§ **Task requirements**
Report all lines from the entries below in which "agora" appears.

§ **Given data**
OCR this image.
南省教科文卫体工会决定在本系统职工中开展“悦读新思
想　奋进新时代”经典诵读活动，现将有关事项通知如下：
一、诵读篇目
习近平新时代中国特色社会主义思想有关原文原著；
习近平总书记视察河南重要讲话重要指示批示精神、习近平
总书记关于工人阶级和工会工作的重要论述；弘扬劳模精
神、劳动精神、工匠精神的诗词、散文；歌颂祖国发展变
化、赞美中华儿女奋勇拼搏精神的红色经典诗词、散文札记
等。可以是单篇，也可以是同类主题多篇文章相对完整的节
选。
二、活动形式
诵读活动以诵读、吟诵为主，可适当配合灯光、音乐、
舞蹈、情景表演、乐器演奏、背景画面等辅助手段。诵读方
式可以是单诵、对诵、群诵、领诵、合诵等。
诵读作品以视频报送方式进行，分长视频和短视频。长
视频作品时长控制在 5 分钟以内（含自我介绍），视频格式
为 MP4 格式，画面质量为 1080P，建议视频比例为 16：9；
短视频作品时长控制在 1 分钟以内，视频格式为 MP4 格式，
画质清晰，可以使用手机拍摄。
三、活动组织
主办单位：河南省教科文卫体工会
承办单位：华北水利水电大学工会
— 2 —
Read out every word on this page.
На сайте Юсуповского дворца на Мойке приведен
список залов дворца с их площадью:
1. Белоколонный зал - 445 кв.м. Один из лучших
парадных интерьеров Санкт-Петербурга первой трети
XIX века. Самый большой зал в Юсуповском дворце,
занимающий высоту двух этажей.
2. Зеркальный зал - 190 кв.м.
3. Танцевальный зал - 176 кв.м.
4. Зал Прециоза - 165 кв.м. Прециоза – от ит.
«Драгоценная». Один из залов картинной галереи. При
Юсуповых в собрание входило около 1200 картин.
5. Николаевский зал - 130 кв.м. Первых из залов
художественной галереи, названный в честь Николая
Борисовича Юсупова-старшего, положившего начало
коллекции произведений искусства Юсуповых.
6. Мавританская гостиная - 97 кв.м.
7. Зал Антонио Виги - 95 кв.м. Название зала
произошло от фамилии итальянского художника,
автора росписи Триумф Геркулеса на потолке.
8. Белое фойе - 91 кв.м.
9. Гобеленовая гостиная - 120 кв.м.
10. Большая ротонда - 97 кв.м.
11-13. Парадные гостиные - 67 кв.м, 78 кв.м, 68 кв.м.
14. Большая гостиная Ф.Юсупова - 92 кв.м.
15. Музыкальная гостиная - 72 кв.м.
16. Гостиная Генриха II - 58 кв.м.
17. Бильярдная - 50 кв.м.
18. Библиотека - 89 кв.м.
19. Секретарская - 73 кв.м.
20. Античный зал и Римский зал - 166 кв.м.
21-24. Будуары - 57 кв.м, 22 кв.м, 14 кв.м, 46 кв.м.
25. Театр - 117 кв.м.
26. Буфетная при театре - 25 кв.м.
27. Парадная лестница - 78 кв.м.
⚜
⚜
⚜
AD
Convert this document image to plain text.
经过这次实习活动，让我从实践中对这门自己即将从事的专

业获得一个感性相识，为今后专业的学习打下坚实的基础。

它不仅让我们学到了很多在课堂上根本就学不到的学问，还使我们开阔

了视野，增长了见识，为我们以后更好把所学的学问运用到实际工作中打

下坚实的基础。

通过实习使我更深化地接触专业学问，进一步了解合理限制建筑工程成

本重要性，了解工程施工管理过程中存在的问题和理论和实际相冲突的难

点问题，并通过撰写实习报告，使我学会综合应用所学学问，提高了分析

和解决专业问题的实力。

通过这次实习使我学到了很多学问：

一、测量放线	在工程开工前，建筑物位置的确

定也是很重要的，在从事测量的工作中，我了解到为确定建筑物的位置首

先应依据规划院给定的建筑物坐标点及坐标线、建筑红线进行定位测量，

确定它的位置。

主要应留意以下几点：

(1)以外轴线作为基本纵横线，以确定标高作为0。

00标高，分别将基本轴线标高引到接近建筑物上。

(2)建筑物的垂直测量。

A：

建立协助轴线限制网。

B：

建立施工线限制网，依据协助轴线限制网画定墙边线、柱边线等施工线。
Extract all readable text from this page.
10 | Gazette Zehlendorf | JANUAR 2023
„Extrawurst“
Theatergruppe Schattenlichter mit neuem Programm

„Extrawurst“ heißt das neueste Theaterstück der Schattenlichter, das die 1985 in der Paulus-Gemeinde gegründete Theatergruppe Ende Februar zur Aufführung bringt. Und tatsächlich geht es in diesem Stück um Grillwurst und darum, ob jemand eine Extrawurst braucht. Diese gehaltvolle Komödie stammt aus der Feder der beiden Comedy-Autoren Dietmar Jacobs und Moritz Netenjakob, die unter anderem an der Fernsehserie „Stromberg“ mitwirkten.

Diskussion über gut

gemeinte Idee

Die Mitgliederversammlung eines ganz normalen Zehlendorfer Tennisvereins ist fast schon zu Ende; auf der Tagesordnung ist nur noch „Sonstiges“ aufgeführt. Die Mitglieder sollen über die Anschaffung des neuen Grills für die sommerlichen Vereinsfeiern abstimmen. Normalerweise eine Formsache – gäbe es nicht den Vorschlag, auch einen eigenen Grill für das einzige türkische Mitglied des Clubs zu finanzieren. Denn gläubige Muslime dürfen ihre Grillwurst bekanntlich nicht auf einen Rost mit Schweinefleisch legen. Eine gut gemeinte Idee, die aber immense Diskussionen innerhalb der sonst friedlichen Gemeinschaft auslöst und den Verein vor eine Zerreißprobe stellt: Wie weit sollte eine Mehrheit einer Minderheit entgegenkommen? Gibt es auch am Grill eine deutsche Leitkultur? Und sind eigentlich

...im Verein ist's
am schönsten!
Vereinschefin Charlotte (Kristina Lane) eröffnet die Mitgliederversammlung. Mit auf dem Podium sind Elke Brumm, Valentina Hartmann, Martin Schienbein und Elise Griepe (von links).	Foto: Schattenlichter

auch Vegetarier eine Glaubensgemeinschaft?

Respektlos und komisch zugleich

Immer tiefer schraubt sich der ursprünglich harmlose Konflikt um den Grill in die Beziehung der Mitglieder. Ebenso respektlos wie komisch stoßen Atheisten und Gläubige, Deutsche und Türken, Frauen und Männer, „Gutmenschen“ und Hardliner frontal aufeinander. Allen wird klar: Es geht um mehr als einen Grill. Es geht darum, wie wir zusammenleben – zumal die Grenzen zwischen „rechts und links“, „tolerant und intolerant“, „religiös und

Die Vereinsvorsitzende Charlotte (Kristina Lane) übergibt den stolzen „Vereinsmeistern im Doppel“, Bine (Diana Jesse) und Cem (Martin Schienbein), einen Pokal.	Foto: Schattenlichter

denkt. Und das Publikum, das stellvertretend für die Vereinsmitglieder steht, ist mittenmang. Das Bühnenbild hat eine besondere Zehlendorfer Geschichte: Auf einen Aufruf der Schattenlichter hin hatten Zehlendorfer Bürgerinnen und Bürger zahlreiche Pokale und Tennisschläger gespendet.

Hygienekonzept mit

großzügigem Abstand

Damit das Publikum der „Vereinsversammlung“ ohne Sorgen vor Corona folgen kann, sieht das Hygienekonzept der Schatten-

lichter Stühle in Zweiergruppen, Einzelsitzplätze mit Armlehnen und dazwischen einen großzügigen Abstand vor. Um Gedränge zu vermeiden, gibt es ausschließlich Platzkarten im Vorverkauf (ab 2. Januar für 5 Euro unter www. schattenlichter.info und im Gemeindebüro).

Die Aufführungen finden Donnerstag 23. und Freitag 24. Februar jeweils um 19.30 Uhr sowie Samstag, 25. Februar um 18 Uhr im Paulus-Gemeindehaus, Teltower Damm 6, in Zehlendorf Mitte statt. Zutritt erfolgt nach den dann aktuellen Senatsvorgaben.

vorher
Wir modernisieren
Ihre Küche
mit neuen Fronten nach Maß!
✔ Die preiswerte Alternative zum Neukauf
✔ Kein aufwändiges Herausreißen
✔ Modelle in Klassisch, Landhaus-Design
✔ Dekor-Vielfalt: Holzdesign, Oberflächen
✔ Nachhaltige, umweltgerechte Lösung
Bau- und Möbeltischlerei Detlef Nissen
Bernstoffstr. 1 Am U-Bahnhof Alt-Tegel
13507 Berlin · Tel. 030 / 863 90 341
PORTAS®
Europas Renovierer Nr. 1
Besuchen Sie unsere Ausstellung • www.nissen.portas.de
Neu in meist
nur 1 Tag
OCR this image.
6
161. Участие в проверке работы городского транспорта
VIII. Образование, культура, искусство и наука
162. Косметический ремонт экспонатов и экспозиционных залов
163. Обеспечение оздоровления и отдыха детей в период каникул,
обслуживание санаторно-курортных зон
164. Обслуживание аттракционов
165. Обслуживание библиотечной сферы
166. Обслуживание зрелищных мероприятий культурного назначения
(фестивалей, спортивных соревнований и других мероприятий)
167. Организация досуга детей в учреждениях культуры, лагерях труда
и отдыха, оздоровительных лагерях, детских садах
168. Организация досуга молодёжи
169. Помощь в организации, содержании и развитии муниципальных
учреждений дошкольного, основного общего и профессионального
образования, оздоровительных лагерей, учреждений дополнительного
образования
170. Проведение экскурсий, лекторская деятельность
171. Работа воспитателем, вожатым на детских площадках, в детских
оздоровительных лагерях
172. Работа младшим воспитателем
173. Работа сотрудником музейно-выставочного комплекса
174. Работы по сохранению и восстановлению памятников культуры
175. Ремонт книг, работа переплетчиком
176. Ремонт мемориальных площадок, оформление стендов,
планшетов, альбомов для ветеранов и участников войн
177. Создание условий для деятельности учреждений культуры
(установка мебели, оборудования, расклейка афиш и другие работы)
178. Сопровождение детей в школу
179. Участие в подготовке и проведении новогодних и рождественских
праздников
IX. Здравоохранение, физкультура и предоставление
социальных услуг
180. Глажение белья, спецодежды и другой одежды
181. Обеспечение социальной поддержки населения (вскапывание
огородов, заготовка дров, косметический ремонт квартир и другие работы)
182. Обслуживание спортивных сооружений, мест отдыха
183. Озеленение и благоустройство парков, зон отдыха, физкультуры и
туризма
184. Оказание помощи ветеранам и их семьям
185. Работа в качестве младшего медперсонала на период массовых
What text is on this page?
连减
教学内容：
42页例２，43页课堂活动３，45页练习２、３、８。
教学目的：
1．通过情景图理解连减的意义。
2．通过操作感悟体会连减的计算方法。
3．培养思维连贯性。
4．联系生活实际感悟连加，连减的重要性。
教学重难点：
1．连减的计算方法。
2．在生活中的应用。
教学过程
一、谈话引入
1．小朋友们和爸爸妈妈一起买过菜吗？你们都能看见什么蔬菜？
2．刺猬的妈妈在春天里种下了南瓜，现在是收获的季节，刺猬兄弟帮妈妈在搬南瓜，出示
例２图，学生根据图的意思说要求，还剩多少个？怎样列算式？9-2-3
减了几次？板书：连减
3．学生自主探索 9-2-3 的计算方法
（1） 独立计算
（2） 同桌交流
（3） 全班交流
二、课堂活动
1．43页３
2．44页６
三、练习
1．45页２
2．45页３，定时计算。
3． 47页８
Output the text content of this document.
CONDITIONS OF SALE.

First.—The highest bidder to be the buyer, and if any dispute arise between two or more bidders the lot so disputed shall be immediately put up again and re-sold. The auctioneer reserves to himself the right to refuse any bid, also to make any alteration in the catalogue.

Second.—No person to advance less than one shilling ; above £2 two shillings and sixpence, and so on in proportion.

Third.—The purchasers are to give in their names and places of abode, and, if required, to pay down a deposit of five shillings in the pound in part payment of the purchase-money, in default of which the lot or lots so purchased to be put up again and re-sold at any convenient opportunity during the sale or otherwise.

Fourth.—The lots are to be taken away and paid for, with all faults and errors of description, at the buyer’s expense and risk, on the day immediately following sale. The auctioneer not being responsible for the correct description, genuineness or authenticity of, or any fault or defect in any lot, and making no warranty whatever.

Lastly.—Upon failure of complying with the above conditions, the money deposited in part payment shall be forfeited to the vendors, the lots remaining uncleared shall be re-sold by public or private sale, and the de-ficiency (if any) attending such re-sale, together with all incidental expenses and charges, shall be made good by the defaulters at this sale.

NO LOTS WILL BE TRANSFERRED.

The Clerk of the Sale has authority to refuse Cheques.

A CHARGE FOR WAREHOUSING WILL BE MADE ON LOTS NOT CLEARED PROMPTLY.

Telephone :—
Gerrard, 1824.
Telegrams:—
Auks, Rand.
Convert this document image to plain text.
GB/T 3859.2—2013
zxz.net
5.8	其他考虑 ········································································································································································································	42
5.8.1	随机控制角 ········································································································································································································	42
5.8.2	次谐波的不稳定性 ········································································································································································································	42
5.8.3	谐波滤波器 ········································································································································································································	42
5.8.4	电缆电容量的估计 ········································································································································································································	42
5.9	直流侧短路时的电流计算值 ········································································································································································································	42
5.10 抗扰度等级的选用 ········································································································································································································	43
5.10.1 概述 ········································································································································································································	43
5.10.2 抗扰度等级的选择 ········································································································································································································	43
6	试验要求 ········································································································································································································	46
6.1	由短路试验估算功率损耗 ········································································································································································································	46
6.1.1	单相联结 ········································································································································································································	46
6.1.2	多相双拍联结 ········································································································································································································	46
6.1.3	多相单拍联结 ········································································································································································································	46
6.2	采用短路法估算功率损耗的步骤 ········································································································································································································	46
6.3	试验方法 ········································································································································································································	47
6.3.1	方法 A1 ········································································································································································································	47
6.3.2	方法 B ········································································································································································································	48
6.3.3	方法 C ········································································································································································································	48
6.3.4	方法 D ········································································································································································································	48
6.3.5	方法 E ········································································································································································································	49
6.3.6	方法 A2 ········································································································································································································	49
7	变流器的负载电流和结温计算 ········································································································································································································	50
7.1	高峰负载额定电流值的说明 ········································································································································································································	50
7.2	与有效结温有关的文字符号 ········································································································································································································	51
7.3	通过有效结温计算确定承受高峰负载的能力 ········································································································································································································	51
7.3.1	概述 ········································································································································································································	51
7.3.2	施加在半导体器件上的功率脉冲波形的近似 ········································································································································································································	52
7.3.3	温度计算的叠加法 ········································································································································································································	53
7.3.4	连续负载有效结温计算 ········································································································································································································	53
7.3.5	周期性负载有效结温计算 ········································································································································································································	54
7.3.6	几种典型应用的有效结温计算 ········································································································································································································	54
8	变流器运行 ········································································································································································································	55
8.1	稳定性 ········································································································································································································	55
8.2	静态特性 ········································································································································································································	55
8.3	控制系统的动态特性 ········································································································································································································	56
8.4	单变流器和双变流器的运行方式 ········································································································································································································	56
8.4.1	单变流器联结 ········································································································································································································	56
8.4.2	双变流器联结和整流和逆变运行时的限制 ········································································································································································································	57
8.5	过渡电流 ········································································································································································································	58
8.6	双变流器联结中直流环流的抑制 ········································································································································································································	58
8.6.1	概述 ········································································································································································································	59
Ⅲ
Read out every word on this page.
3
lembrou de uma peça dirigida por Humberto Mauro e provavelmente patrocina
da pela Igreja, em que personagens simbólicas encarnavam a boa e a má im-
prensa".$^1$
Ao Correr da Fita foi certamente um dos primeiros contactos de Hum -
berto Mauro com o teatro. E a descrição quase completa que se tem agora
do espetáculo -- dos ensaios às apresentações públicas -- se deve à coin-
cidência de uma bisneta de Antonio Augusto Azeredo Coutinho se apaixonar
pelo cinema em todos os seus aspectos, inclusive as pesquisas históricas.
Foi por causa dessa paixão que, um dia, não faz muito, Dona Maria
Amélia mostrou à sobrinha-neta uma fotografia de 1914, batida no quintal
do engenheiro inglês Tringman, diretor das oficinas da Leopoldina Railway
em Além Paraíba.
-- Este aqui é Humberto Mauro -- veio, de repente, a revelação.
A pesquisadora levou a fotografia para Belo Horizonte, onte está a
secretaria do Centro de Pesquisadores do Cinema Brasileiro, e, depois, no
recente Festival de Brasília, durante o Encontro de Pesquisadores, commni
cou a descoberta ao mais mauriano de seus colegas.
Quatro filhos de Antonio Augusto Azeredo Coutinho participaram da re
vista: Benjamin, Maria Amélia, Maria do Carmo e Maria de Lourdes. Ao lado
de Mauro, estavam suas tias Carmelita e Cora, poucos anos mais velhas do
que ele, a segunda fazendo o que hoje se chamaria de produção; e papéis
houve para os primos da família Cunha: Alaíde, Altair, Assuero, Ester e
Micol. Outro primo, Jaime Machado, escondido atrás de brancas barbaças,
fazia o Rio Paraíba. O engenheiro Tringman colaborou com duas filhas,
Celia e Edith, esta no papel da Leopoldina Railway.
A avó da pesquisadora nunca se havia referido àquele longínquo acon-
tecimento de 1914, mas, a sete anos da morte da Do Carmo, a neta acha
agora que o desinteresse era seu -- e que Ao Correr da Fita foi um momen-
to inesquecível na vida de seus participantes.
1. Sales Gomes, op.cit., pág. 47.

§ **Solution to this problem**
berto Mauro com o teatro. E a descrição quase completa que se tem agora
agora que o desinteresse era seu -- e que Ao Correr da Fita foi um momen-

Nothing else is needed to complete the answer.